▸ **EXCERPTED RECORDS**
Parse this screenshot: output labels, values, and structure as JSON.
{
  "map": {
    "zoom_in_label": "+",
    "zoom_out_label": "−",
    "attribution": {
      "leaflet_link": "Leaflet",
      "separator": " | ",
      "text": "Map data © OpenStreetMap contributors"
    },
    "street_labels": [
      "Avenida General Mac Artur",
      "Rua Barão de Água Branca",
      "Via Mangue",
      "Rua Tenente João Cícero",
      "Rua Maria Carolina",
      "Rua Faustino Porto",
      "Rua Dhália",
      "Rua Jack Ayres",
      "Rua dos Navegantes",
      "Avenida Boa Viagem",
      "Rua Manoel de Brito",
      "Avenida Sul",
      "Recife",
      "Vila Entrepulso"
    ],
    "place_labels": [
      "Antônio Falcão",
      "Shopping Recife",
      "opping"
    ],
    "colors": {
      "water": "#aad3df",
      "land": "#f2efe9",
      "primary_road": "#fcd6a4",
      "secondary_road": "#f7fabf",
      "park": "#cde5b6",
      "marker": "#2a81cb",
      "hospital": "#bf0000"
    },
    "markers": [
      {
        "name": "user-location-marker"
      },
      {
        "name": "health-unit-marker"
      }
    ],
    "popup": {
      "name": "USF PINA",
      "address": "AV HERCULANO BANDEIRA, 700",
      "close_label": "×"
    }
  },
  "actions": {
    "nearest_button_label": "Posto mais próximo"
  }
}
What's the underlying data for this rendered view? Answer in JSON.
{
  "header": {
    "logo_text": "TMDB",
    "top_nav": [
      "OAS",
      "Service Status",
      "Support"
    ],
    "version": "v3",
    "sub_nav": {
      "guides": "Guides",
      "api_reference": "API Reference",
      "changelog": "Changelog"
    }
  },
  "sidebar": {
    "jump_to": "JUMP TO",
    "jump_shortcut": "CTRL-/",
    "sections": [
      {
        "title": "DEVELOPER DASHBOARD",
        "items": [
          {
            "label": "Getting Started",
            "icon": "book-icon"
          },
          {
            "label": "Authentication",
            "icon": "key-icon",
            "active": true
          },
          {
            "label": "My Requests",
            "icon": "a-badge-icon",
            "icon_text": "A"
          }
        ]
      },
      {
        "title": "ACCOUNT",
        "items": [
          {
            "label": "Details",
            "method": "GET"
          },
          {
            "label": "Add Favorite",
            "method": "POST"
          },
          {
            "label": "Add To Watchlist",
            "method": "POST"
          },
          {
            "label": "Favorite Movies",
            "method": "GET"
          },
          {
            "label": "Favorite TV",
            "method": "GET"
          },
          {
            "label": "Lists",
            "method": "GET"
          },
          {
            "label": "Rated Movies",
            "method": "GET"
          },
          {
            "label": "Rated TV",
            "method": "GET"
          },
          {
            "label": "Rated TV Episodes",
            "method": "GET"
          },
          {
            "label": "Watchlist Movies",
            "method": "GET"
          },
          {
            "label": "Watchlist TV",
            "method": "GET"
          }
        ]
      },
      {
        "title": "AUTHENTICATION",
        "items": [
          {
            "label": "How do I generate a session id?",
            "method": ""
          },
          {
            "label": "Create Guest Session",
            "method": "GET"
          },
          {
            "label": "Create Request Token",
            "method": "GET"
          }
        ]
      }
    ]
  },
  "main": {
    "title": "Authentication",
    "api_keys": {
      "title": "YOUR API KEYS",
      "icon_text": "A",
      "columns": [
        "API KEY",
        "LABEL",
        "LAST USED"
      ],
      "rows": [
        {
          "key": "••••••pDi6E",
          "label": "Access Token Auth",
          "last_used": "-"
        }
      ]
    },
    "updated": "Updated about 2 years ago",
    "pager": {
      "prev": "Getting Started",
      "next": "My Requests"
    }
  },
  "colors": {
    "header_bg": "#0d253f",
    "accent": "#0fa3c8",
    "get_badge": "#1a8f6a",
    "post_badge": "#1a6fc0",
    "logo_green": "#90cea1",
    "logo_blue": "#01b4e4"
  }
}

▸ **PROBLEM STATEMENT**
Repeat all of the records above exactly as they appear.

▸ **WRITTEN RESPONSE**
Parse this screenshot: output labels, values, and structure as JSON.
{
  "map": {
    "zoom_in_label": "+",
    "zoom_out_label": "−",
    "attribution": {
      "leaflet_link": "Leaflet",
      "separator": " | ",
      "text": "Map data © OpenStreetMap contributors"
    },
    "street_labels": [
      "Avenida General Mac Artur",
      "Rua Barão de Água Branca",
      "Via Mangue",
      "Rua Tenente João Cícero",
      "Rua Maria Carolina",
      "Rua Faustino Porto",
      "Rua Dhália",
      "Rua Jack Ayres",
      "Rua dos Navegantes",
      "Avenida Boa Viagem",
      "Rua Manoel de Brito",
      "Avenida Sul",
      "Recife",
      "Vila Entrepulso"
    ],
    "place_labels": [
      "Antônio Falcão",
      "Shopping Recife",
      "opping"
    ],
    "colors": {
      "water": "#aad3df",
      "land": "#f2efe9",
      "primary_road": "#fcd6a4",
      "secondary_road": "#f7fabf",
      "park": "#cde5b6",
      "marker": "#2a81cb",
      "hospital": "#bf0000"
    },
    "markers": [
      {
        "name": "user-location-marker"
      },
      {
        "name": "health-unit-marker"
      }
    ],
    "popup": {
      "name": "USF PINA",
      "address": "AV HERCULANO BANDEIRA, 700",
      "close_label": "×"
    }
  },
  "actions": {
    "nearest_button_label": "Posto mais próximo"
  }
}
What's the underlying data for this rendered view? Answer in JSON.
{
  "header": {
    "logo_text": "TMDB",
    "top_nav": [
      "OAS",
      "Service Status",
      "Support"
    ],
    "version": "v3",
    "sub_nav": {
      "guides": "Guides",
      "api_reference": "API Reference",
      "changelog": "Changelog"
    }
  },
  "sidebar": {
    "jump_to": "JUMP TO",
    "jump_shortcut": "CTRL-/",
    "sections": [
      {
        "title": "DEVELOPER DASHBOARD",
        "items": [
          {
            "label": "Getting Started",
            "icon": "book-icon"
          },
          {
            "label": "Authentication",
            "icon": "key-icon",
            "active": true
          },
          {
            "label": "My Requests",
            "icon": "a-badge-icon",
            "icon_text": "A"
          }
        ]
      },
      {
        "title": "ACCOUNT",
        "items": [
          {
            "label": "Details",
            "method": "GET"
          },
          {
            "label": "Add Favorite",
            "method": "POST"
          },
          {
            "label": "Add To Watchlist",
            "method": "POST"
          },
          {
            "label": "Favorite Movies",
            "method": "GET"
          },
          {
            "label": "Favorite TV",
            "method": "GET"
          },
          {
            "label": "Lists",
            "method": "GET"
          },
          {
            "label": "Rated Movies",
            "method": "GET"
          },
          {
            "label": "Rated TV",
            "method": "GET"
          },
          {
            "label": "Rated TV Episodes",
            "method": "GET"
          },
          {
            "label": "Watchlist Movies",
            "method": "GET"
          },
          {
            "label": "Watchlist TV",
            "method": "GET"
          }
        ]
      },
      {
        "title": "AUTHENTICATION",
        "items": [
          {
            "label": "How do I generate a session id?",
            "method": ""
          },
          {
            "label": "Create Guest Session",
            "method": "GET"
          },
          {
            "label": "Create Request Token",
            "method": "GET"
          }
        ]
      }
    ]
  },
  "main": {
    "title": "Authentication",
    "api_keys": {
      "title": "YOUR API KEYS",
      "icon_text": "A",
      "columns": [
        "API KEY",
        "LABEL",
        "LAST USED"
      ],
      "rows": [
        {
          "key": "••••••pDi6E",
          "label": "Access Token Auth",
          "last_used": "-"
        }
      ]
    },
    "updated": "Updated about 2 years ago",
    "pager": {
      "prev": "Getting Started",
      "next": "My Requests"
    }
  },
  "colors": {
    "header_bg": "#0d253f",
    "accent": "#0fa3c8",
    "get_badge": "#1a8f6a",
    "post_badge": "#1a6fc0",
    "logo_green": "#90cea1",
    "logo_blue": "#01b4e4"
  }
}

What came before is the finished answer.